TRECHO:
^^^^^^^^

Key words: city, music, symbolic appropriations, imaginaries.

Memórias e usos recentes da Lapa: imaginários e identidades cariocas na produção da cidade

No Rio de Janeiro é bastante freqüente o uso instrumental da cultura, e mais especificamente da música, na promoção da imagem da cidade. A reflexão sobre a produção subjetiva da cidade permite o alcance das subjetivações inerentes às relações sociais, políticas e econômicas que animam a vida urbana. Tal visão pode contribuir para superar a naturalização das formas dominantes de produção do espaço, que reduzem a cidade à materialidade urbana e negam a importância dos aspectos simbólico-subjetivos associados à produção da cidade.

Esta reflexão é, em parte, um desdobramento da Tese “Música e Vida Urbana: encontros e confrontos na cidade do Rio de Janeiro (1990-2008)” (Oliveira, 2008), cuja metodologia apoiava-se na música para reconhecer o diálogo no urbano e a forma pela qual a análise sobre a cidade deve estar atenta às práticas culturais e à transformação que a produção musical pode gerar em determinados lugares. A atualização dos processos refletidos neste trabalho surge da experiência prática trazida pelas autoras no uso da Lapa como lugar de encontro e de diversão na cidade e pelo fato de ser, ainda, área de residência de uma das autoras do trabalho, sugerindo uma questão de método que afirma a construção do conhecimento iniciada no vivido.

A cidade do Rio de Janeiro evidencia contradições e complexidades da espacialidade capitalista que está sempre em constante transformação. Um lugar como a Lapa pode nos ajudar a observar como “o território é sempre múltiplo, ‘diverso e complexo’, ao contrário do território ‘unifuncional’ proposto pela lógica capitalista hegemônica” (Haesbaert, 2004). Este lugar de memória e simbolismo, ao mesmo tempo em que é locus espontâneo da produção e da prática musical coletiva, é, também, um lugar onde agentes podem intervir de modo a descaracterizá-lo num futuro bastante próximo.

^^^^^^^^

DADOS:
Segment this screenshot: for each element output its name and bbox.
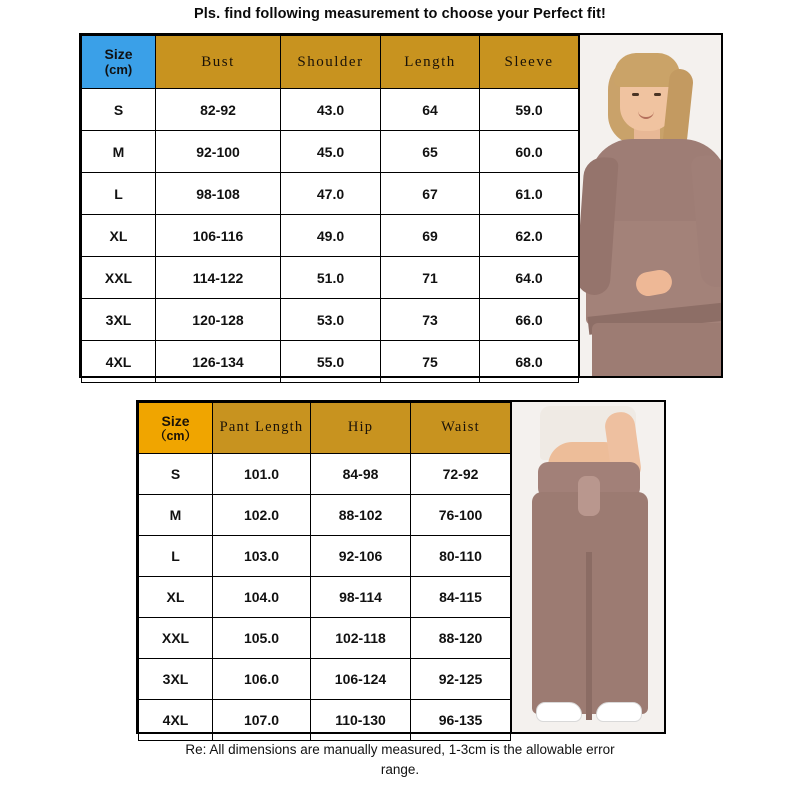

^^^^^^^^

CONJUNTO DE TAREFAS:
a) Responda às perguntas abaixo com base no trecho sobre a Lapa.
(i) Em qual cidade, segundo o trecho, é frequente o uso instrumental da música na promoção da imagem da cidade?
(ii) Qual é o título da tese da qual esta reflexão é, em parte, um desdobramento?
(iii) Qual autor é citado ao afirmar que o território é sempre múltiplo?
b) Transcreva do trecho sobre a Lapa a passagem que começa em "Memórias e usos" e termina em "produção da cidade.".
c) Enumere todas as palavras-chave apresentadas no início do trecho sobre a Lapa.

SOLUÇÕES:
a)
(i) No Rio de Janeiro.
(ii) “Música e Vida Urbana: encontros e confrontos na cidade do Rio de Janeiro (1990-2008)”.
(iii) Haesbaert (2004).

b)
Memórias e usos recentes da Lapa: imaginários e identidades cariocas na produção da cidade

No Rio de Janeiro é bastante freqüente o uso instrumental da cultura, e mais especificamente da música, na promoção da imagem da cidade. A reflexão sobre a produção subjetiva da cidade permite o alcance das subjetivações inerentes às relações sociais, políticas e econômicas que animam a vida urbana. Tal visão pode contribuir para superar a naturalização das formas dominantes de produção do espaço, que reduzem a cidade à materialidade urbana e negam a importância dos aspectos simbólico-subjetivos associados à produção da cidade.

c) city, music, symbolic appropriations, imaginaries